_OBJECTIVE_
Search the data below for the word "Jourdin" and copy each line that holds it.

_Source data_
BEGIN
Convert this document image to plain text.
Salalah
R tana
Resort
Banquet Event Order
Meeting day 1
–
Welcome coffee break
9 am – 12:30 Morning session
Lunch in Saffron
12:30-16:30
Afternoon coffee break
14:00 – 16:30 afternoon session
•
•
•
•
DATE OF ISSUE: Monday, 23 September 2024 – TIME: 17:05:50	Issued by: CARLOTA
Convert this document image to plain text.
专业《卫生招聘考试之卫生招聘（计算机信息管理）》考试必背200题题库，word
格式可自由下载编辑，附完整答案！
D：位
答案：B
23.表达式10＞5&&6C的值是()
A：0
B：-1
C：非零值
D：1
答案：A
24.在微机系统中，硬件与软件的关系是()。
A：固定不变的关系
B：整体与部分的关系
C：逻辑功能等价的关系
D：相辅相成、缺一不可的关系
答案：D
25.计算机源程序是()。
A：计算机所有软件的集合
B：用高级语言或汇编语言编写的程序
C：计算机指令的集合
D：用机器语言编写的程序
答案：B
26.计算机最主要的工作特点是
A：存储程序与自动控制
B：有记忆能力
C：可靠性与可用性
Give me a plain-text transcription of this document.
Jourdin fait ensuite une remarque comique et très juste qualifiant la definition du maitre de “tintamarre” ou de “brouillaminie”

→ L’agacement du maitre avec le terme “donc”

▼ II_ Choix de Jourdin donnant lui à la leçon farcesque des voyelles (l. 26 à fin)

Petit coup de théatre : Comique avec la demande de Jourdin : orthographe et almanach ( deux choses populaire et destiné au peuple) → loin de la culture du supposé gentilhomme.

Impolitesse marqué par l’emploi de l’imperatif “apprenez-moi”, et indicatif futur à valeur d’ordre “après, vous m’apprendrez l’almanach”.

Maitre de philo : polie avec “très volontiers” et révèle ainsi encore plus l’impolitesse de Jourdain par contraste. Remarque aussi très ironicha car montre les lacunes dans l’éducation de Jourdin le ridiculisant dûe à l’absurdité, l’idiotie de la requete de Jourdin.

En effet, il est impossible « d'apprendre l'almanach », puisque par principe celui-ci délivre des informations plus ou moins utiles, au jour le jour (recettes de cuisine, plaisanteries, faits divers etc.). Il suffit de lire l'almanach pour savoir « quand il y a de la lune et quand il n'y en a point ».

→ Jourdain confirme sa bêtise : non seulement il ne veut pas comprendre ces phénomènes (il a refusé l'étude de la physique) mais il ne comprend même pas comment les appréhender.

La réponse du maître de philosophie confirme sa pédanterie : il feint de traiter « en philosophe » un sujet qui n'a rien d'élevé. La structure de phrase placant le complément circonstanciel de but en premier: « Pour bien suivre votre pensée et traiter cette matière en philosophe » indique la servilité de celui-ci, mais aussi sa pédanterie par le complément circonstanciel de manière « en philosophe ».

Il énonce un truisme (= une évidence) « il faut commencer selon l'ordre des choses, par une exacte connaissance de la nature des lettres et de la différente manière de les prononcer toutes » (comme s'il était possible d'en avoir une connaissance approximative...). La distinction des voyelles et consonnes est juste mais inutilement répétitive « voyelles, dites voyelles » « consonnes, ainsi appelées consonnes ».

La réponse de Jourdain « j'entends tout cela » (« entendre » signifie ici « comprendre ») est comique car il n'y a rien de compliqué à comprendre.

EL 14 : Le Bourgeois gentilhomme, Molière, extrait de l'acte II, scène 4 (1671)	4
END
_TASK OUTPUT_
Jourdin fait ensuite une remarque comique et très juste qualifiant la definition du maitre de “tintamarre” ou de “brouillaminie”
▼ II_ Choix de Jourdin donnant lui à la leçon farcesque des voyelles (l. 26 à fin)
Petit coup de théatre : Comique avec la demande de Jourdin : orthographe et almanach ( deux choses populaire et destiné au peuple) → loin de la culture du supposé gentilhomme.
Maitre de philo : polie avec “très volontiers” et révèle ainsi encore plus l’impolitesse de Jourdain par contraste. Remarque aussi très ironicha car montre les lacunes dans l’éducation de Jourdin le ridiculisant dûe à l’absurdité, l’idiotie de la requete de Jourdin.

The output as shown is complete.